◆ **WHAT IS REQUIRED**
Repeat the material exactly, leaving nothing out.

· · ·

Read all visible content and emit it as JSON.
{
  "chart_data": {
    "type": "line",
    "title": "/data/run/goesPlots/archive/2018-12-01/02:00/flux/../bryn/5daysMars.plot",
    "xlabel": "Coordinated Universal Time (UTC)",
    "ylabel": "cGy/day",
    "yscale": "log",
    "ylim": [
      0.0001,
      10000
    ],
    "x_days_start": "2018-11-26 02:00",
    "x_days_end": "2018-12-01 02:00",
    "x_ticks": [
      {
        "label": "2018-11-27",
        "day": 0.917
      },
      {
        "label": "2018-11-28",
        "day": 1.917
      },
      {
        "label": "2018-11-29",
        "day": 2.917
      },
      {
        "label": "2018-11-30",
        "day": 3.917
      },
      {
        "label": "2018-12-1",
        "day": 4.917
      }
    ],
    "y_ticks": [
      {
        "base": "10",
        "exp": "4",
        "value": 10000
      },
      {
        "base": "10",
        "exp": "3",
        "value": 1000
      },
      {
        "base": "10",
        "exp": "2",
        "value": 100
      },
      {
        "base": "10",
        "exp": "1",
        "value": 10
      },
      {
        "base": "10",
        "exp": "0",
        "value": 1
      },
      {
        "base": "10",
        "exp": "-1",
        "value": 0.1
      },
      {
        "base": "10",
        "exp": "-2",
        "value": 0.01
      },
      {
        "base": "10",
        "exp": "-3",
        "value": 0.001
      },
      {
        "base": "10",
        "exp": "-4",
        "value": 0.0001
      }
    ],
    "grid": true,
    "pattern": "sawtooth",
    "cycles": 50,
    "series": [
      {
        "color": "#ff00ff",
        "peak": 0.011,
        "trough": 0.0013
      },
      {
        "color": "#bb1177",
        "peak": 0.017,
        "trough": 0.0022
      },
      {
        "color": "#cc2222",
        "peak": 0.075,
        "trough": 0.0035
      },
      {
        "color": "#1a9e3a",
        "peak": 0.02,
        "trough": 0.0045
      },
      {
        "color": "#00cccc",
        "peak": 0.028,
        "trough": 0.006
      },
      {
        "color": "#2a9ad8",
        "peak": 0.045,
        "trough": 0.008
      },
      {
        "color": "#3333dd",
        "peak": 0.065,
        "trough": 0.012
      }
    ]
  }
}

· · ·

◆ **FINISHED EXERCISE**
Read all visible content and emit it as JSON.
{
  "chart_data": {
    "type": "line",
    "title": "/data/run/goesPlots/archive/2018-12-01/02:00/flux/../bryn/5daysMars.plot",
    "xlabel": "Coordinated Universal Time (UTC)",
    "ylabel": "cGy/day",
    "yscale": "log",
    "ylim": [
      0.0001,
      10000
    ],
    "x_days_start": "2018-11-26 02:00",
    "x_days_end": "2018-12-01 02:00",
    "x_ticks": [
      {
        "label": "2018-11-27",
        "day": 0.917
      },
      {
        "label": "2018-11-28",
        "day": 1.917
      },
      {
        "label": "2018-11-29",
        "day": 2.917
      },
      {
        "label": "2018-11-30",
        "day": 3.917
      },
      {
        "label": "2018-12-1",
        "day": 4.917
      }
    ],
    "y_ticks": [
      {
        "base": "10",
        "exp": "4",
        "value": 10000
      },
      {
        "base": "10",
        "exp": "3",
        "value": 1000
      },
      {
        "base": "10",
        "exp": "2",
        "value": 100
      },
      {
        "base": "10",
        "exp": "1",
        "value": 10
      },
      {
        "base": "10",
        "exp": "0",
        "value": 1
      },
      {
        "base": "10",
        "exp": "-1",
        "value": 0.1
      },
      {
        "base": "10",
        "exp": "-2",
        "value": 0.01
      },
      {
        "base": "10",
        "exp": "-3",
        "value": 0.001
      },
      {
        "base": "10",
        "exp": "-4",
        "value": 0.0001
      }
    ],
    "grid": true,
    "pattern": "sawtooth",
    "cycles": 50,
    "series": [
      {
        "color": "#ff00ff",
        "peak": 0.011,
        "trough": 0.0013
      },
      {
        "color": "#bb1177",
        "peak": 0.017,
        "trough": 0.0022
      },
      {
        "color": "#cc2222",
        "peak": 0.075,
        "trough": 0.0035
      },
      {
        "color": "#1a9e3a",
        "peak": 0.02,
        "trough": 0.0045
      },
      {
        "color": "#00cccc",
        "peak": 0.028,
        "trough": 0.006
      },
      {
        "color": "#2a9ad8",
        "peak": 0.045,
        "trough": 0.008
      },
      {
        "color": "#3333dd",
        "peak": 0.065,
        "trough": 0.012
      }
    ]
  }
}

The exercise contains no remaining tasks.